- Exercise
Collect all lines from the listing that include the string "生产过程中的主要危险及事故特征".

━━ Data supplied ━━

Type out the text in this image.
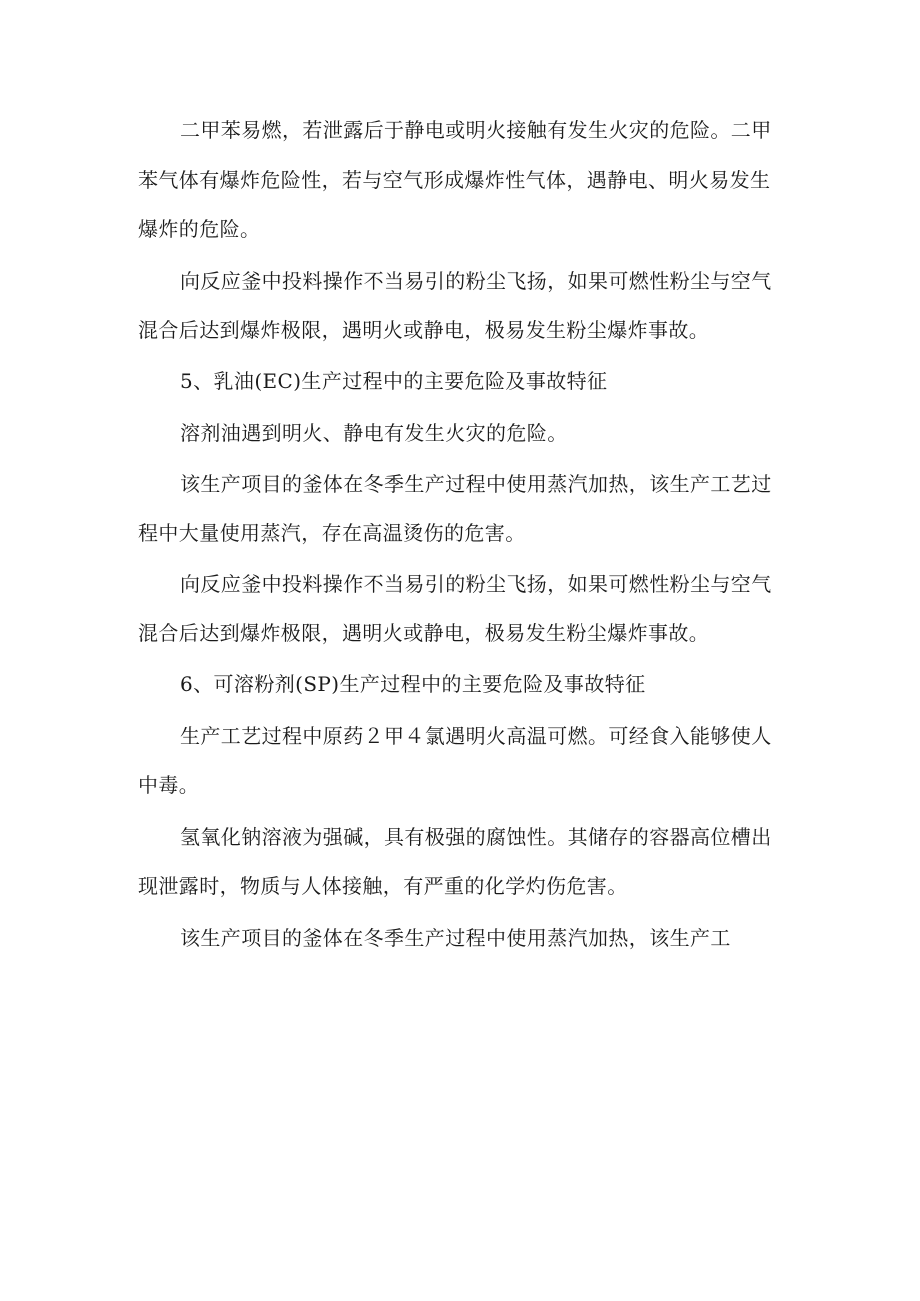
二甲苯易燃，若泄露后于静电或明火接触有发生火灾的危险。二甲
苯气体有爆炸危险性，若与空气形成爆炸性气体，遇静电、明火易发生
爆炸的危险。
向反应釜中投料操作不当易引的粉尘飞扬，如果可燃性粉尘与空气
混合后达到爆炸极限，遇明火或静电，极易发生粉尘爆炸事故。
5、乳油(EC)生产过程中的主要危险及事故特征
溶剂油遇到明火、静电有发生火灾的危险。
该生产项目的釜体在冬季生产过程中使用蒸汽加热，该生产工艺过
程中大量使用蒸汽，存在高温烫伤的危害。
向反应釜中投料操作不当易引的粉尘飞扬，如果可燃性粉尘与空气
混合后达到爆炸极限，遇明火或静电，极易发生粉尘爆炸事故。
6、可溶粉剂(SP)生产过程中的主要危险及事故特征
生产工艺过程中原药２甲４氯遇明火高温可燃。可经食入能够使人
中毒。
氢氧化钠溶液为强碱，具有极强的腐蚀性。其储存的容器高位槽出
现泄露时，物质与人体接触，有严重的化学灼伤危害。
该生产项目的釜体在冬季生产过程中使用蒸汽加热，该生产工
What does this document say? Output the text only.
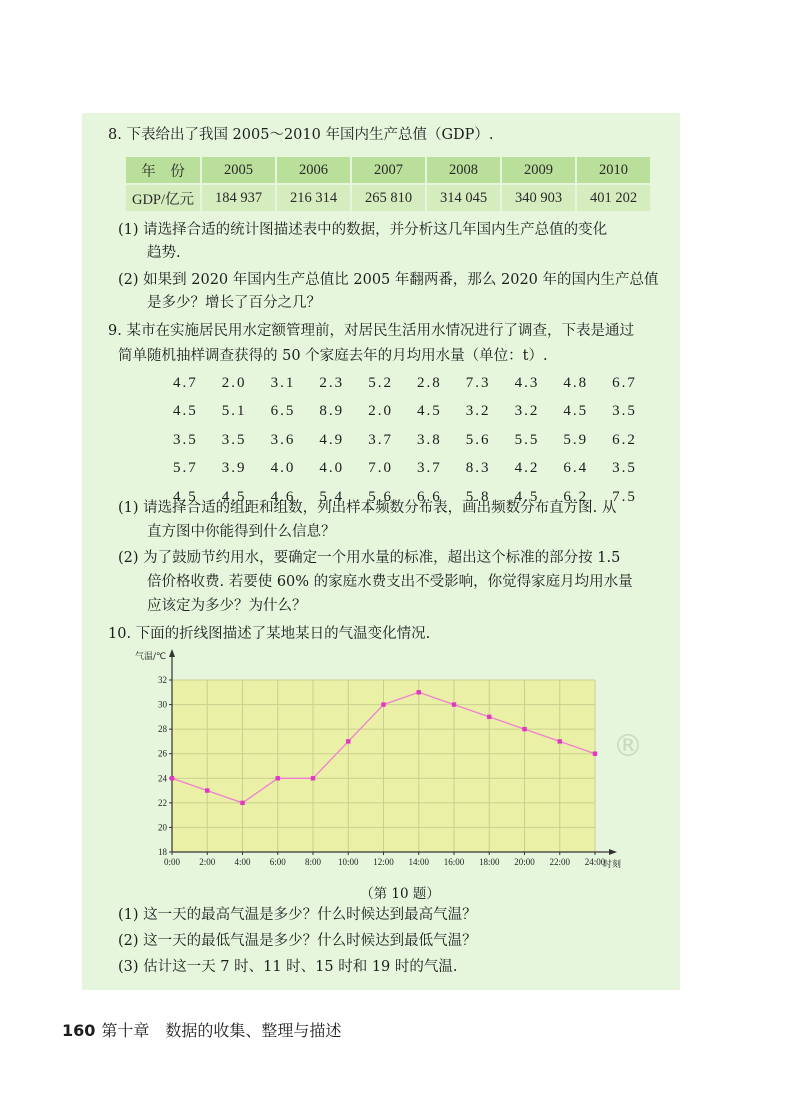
8. 下表给出了我国 2005～2010 年国内生产总值（GDP）.
年　份	2005	2006	2007	2008	2009	2010
GDP/亿元	184 937	216 314	265 810	314 045	340 903	401 202
(1) 请选择合适的统计图描述表中的数据，并分析这几年国内生产总值的变化
趋势.
(2) 如果到 2020 年国内生产总值比 2005 年翻两番，那么 2020 年的国内生产总值
是多少？增长了百分之几？
9. 某市在实施居民用水定额管理前，对居民生活用水情况进行了调查，下表是通过
简单随机抽样调查获得的 50 个家庭去年的月均用水量（单位：t）.
4.7	2.0	3.1	2.3	5.2	2.8	7.3	4.3	4.8	6.7
4.5	5.1	6.5	8.9	2.0	4.5	3.2	3.2	4.5	3.5
3.5	3.5	3.6	4.9	3.7	3.8	5.6	5.5	5.9	6.2
5.7	3.9	4.0	4.0	7.0	3.7	8.3	4.2	6.4	3.5
4.5	4.5	4.6	5.4	5.6	6.6	5.8	4.5	6.2	7.5
(1) 请选择合适的组距和组数，列出样本频数分布表，画出频数分布直方图. 从
直方图中你能得到什么信息？
(2) 为了鼓励节约用水，要确定一个用水量的标准，超出这个标准的部分按 1.5
倍价格收费. 若要使 60% 的家庭水费支出不受影响，你觉得家庭月均用水量
应该定为多少？为什么？
10. 下面的折线图描述了某地某日的气温变化情况.
18
20
22
24
26
28
30
32
0:00 2:00 4:00 6:00 8:00 10:00 12:00 14:00 16:00 18:00 20:00 22:00 24:00
气温/℃
时刻
®
（第 10 题）
(1) 这一天的最高气温是多少？什么时候达到最高气温？
(2) 这一天的最低气温是多少？什么时候达到最低气温？
(3) 估计这一天 7 时、11 时、15 时和 19 时的气温.
160 第十章　数据的收集、整理与描述
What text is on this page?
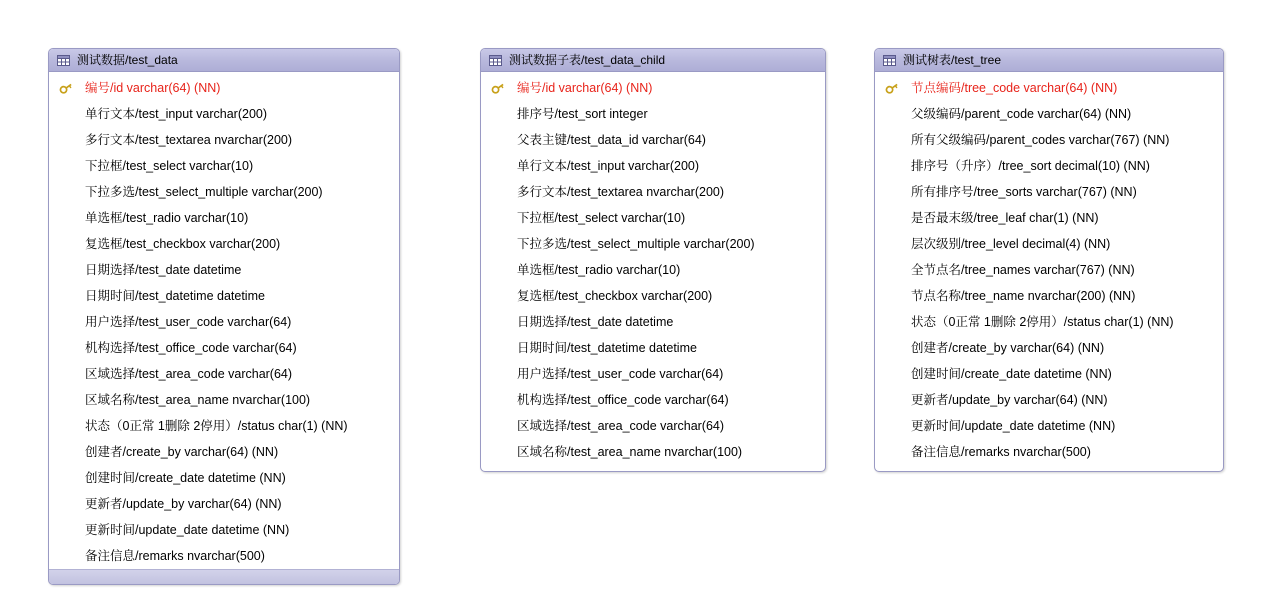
测试数据/test_data
编号/id varchar(64) (NN)
单行文本/test_input varchar(200)
多行文本/test_textarea nvarchar(200)
下拉框/test_select varchar(10)
下拉多选/test_select_multiple varchar(200)
单选框/test_radio varchar(10)
复选框/test_checkbox varchar(200)
日期选择/test_date datetime
日期时间/test_datetime datetime
用户选择/test_user_code varchar(64)
机构选择/test_office_code varchar(64)
区域选择/test_area_code varchar(64)
区域名称/test_area_name nvarchar(100)
状态（0正常 1删除 2停用）/status char(1) (NN)
创建者/create_by varchar(64) (NN)
创建时间/create_date datetime (NN)
更新者/update_by varchar(64) (NN)
更新时间/update_date datetime (NN)
备注信息/remarks nvarchar(500)
测试数据子表/test_data_child
编号/id varchar(64) (NN)
排序号/test_sort integer
父表主键/test_data_id varchar(64)
单行文本/test_input varchar(200)
多行文本/test_textarea nvarchar(200)
下拉框/test_select varchar(10)
下拉多选/test_select_multiple varchar(200)
单选框/test_radio varchar(10)
复选框/test_checkbox varchar(200)
日期选择/test_date datetime
日期时间/test_datetime datetime
用户选择/test_user_code varchar(64)
机构选择/test_office_code varchar(64)
区域选择/test_area_code varchar(64)
区域名称/test_area_name nvarchar(100)
测试树表/test_tree
节点编码/tree_code varchar(64) (NN)
父级编码/parent_code varchar(64) (NN)
所有父级编码/parent_codes varchar(767) (NN)
排序号（升序）/tree_sort decimal(10) (NN)
所有排序号/tree_sorts varchar(767) (NN)
是否最末级/tree_leaf char(1) (NN)
层次级别/tree_level decimal(4) (NN)
全节点名/tree_names varchar(767) (NN)
节点名称/tree_name nvarchar(200) (NN)
状态（0正常 1删除 2停用）/status char(1) (NN)
创建者/create_by varchar(64) (NN)
创建时间/create_date datetime (NN)
更新者/update_by varchar(64) (NN)
更新时间/update_date datetime (NN)
备注信息/remarks nvarchar(500)
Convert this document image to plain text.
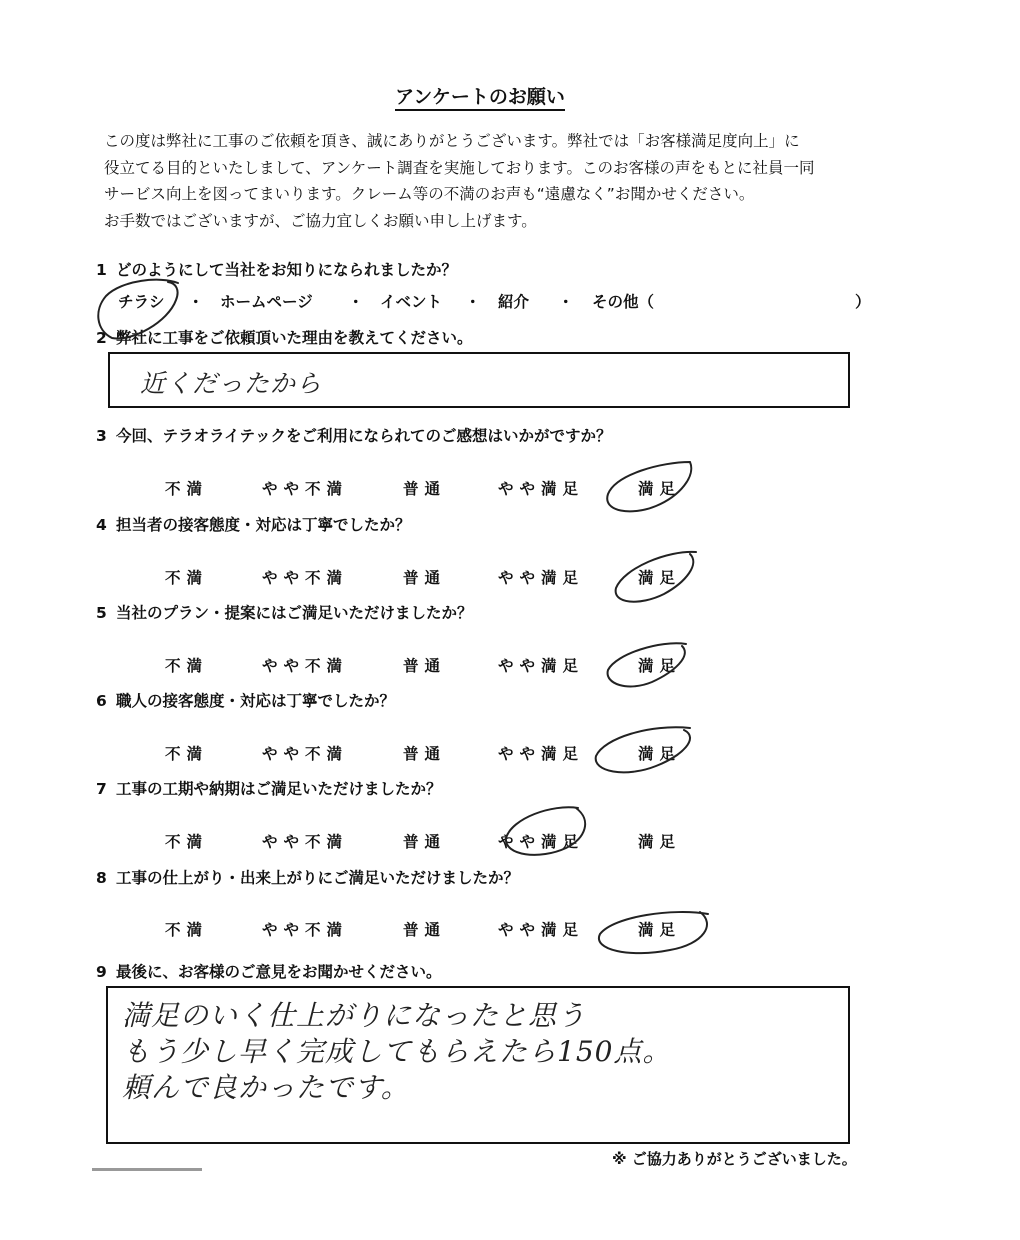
アンケートのお願い
この度は弊社に工事のご依頼を頂き、誠にありがとうございます。弊社では「お客様満足度向上」に
役立てる目的といたしまして、アンケート調査を実施しております。このお客様の声をもとに社員一同
サービス向上を図ってまいります。クレーム等の不満のお声も“遠慮なく”お聞かせください。
お手数ではございますが、ご協力宜しくお願い申し上げます。
1 どのようにして当社をお知りになられましたか？
チラシ ・ ホームページ ・ イベント ・ 紹介 ・ その他（	）
2 弊社に工事をご依頼頂いた理由を教えてください。
近くだったから
3 今回、テラオライテックをご利用になられてのご感想はいかがですか？
不満	やや不満	普通	やや満足	満足
4 担当者の接客態度・対応は丁寧でしたか？
不満	やや不満	普通	やや満足	満足
5 当社のプラン・提案にはご満足いただけましたか？
不満	やや不満	普通	やや満足	満足
6 職人の接客態度・対応は丁寧でしたか？
不満	やや不満	普通	やや満足	満足
7 工事の工期や納期はご満足いただけましたか？
不満	やや不満	普通	やや満足	満足
8 工事の仕上がり・出来上がりにご満足いただけましたか？
不満	やや不満	普通	やや満足	満足
9 最後に、お客様のご意見をお聞かせください。
満足のいく仕上がりになったと思う
もう少し早く完成してもらえたら150点。
頼んで良かったです。
※ ご協力ありがとうございました。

━━━

- Answer for this exercise
5、乳油(EC)生产过程中的主要危险及事故特征
6、可溶粉剂(SP)生产过程中的主要危险及事故特征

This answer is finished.